Task description: Collect every line that includes the string "properties".

Data records

[START]

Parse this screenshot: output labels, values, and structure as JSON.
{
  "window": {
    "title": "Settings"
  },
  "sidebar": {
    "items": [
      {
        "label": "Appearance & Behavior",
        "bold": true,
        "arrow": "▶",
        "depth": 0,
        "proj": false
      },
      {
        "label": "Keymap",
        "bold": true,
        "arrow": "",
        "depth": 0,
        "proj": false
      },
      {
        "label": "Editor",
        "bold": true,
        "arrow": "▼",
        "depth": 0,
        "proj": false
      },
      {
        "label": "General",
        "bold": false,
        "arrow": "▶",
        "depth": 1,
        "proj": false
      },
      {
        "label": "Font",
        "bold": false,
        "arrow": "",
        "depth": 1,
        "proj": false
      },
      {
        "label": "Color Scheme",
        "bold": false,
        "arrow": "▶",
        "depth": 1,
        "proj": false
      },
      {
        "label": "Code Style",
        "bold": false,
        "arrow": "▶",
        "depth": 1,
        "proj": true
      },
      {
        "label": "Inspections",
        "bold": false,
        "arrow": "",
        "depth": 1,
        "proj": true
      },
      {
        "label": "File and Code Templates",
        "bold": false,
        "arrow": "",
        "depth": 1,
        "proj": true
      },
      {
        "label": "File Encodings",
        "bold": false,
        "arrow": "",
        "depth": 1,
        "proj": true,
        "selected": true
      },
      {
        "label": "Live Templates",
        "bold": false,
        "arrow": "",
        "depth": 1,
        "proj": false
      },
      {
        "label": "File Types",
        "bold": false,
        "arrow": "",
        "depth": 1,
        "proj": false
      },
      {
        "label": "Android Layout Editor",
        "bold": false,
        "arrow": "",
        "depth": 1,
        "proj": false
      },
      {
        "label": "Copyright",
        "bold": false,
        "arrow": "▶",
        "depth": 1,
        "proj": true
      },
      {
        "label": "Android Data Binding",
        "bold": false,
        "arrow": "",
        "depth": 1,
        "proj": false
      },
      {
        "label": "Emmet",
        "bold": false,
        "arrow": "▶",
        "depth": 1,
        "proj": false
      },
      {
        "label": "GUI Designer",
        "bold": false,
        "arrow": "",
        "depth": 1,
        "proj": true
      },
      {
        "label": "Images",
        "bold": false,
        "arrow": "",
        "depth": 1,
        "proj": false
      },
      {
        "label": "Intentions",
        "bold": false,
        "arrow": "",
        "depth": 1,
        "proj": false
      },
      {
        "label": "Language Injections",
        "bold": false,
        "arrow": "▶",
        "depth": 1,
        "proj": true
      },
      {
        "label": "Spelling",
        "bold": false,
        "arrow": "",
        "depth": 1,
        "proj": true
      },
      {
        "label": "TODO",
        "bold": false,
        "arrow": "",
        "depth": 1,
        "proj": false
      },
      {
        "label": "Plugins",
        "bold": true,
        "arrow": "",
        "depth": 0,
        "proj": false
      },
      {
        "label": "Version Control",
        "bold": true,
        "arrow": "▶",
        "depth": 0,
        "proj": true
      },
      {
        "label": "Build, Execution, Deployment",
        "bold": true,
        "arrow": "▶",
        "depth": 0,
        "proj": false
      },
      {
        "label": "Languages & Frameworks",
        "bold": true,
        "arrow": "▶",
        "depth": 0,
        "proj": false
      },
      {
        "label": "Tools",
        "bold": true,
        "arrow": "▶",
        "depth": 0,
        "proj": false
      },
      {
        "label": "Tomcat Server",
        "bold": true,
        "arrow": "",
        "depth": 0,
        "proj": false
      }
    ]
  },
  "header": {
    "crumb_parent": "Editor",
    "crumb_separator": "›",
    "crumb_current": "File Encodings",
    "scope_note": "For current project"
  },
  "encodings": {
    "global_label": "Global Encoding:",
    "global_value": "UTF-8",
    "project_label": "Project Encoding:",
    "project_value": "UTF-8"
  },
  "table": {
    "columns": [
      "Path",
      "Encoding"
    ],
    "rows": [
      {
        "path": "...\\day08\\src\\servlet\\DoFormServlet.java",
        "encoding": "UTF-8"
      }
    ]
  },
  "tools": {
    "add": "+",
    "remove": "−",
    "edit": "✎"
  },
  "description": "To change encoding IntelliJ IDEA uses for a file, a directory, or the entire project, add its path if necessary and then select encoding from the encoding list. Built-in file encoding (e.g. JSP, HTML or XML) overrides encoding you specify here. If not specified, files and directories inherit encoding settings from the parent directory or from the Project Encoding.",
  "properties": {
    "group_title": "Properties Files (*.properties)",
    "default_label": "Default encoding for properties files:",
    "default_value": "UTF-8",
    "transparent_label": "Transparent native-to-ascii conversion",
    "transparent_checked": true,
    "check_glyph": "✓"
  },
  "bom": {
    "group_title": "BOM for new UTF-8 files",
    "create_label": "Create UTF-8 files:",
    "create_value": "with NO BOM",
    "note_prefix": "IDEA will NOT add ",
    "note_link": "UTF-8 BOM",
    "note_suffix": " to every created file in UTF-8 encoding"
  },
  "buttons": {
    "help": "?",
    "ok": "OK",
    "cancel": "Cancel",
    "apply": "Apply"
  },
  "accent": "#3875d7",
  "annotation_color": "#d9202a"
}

[END]
[START]

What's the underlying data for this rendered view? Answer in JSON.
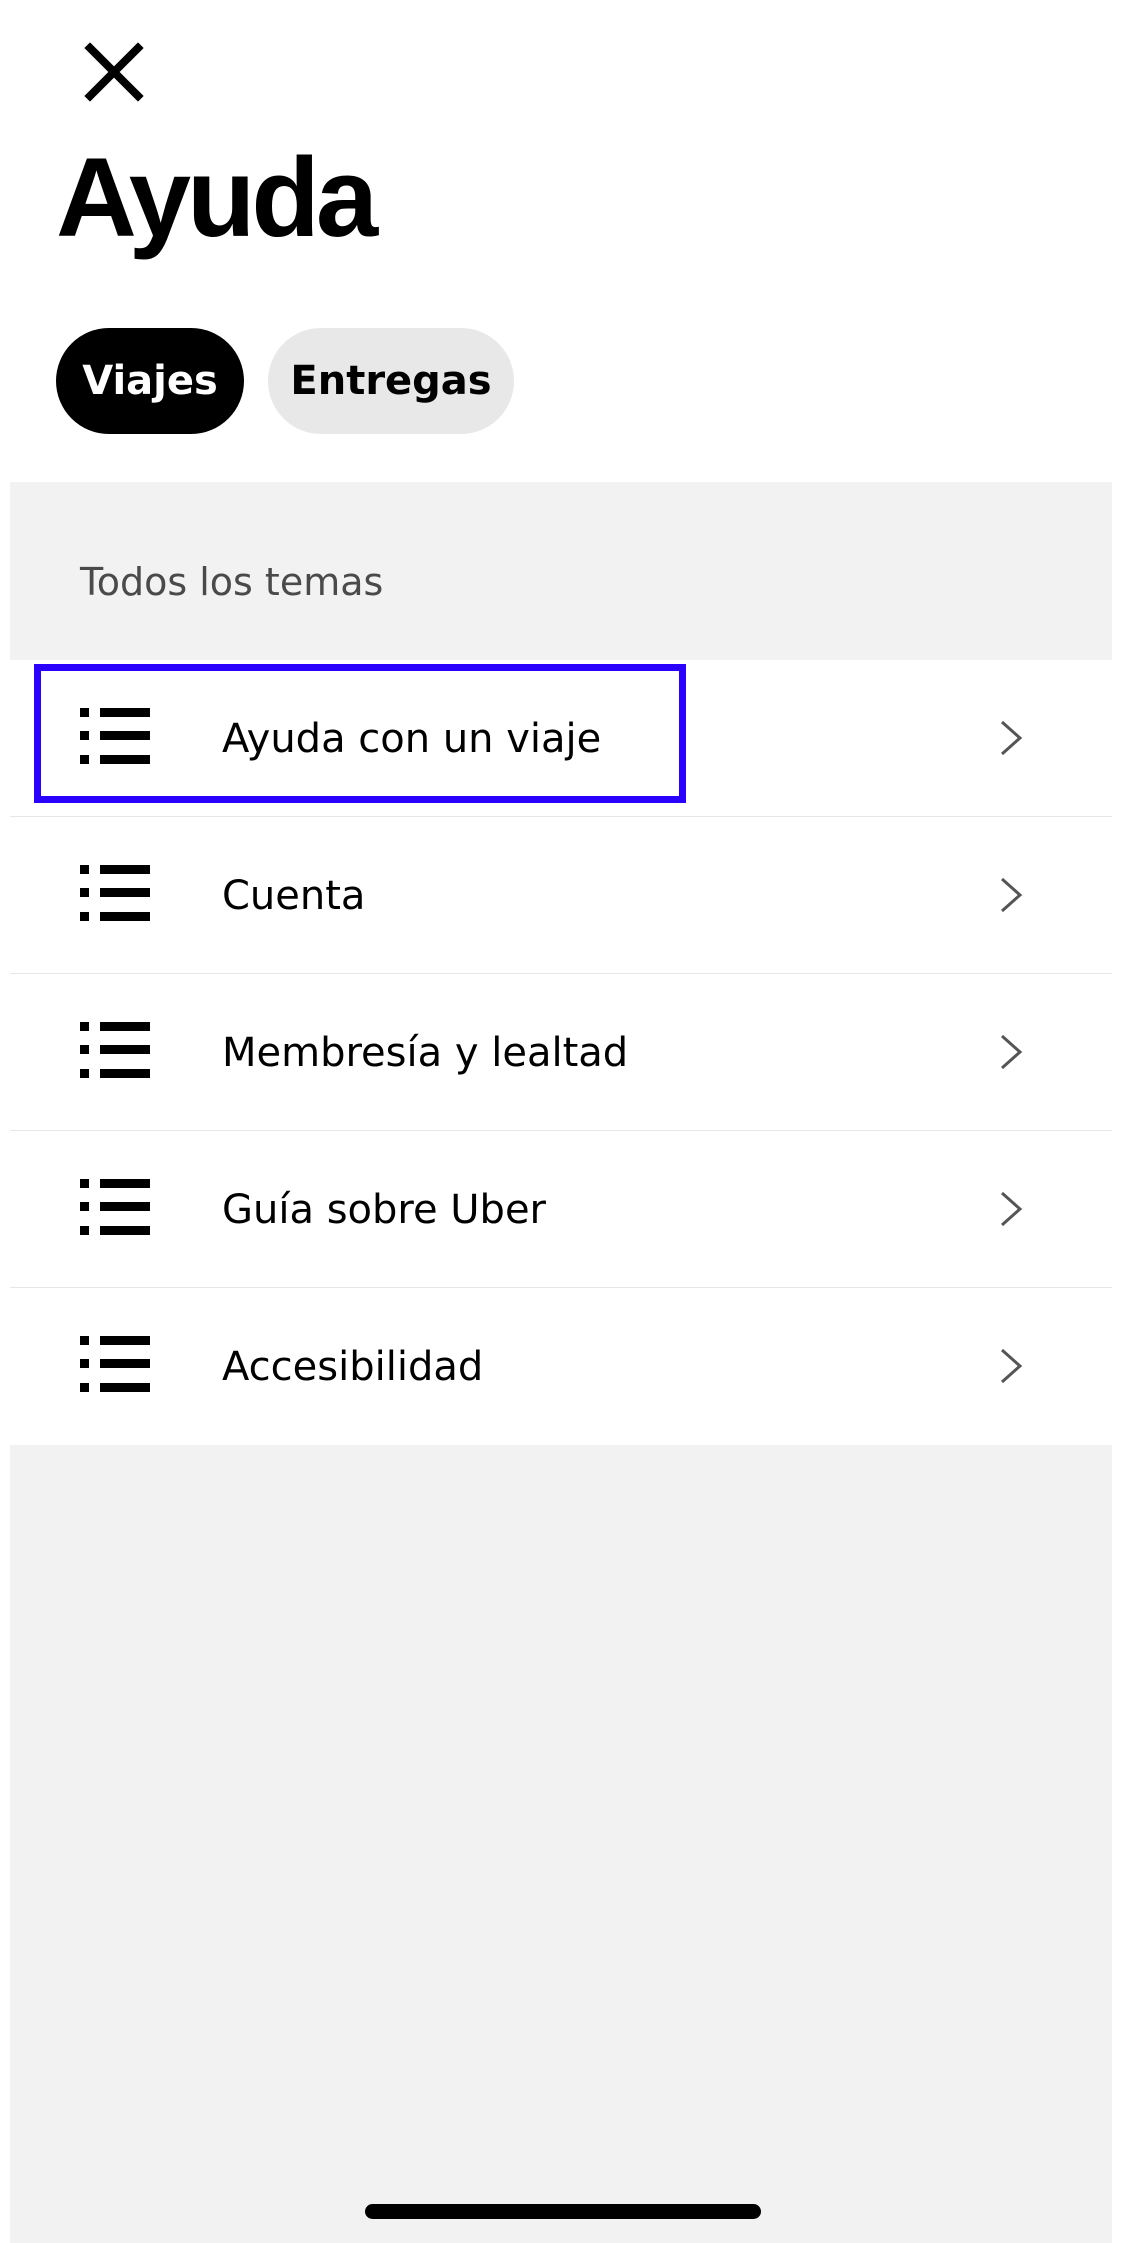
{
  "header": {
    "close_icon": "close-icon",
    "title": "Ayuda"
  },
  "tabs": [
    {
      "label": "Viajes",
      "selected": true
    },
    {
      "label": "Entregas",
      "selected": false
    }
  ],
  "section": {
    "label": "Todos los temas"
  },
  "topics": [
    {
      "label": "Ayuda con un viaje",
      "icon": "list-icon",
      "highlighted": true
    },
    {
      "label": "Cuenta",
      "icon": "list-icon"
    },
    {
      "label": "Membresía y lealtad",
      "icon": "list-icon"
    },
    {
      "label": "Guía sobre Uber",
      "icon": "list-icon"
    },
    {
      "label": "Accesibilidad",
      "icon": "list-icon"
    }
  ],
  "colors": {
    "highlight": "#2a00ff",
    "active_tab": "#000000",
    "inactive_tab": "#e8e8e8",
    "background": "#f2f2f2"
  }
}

[END]

Solution for this task:
  "properties": {
    "group_title": "Properties Files (*.properties)",
    "default_label": "Default encoding for properties files:",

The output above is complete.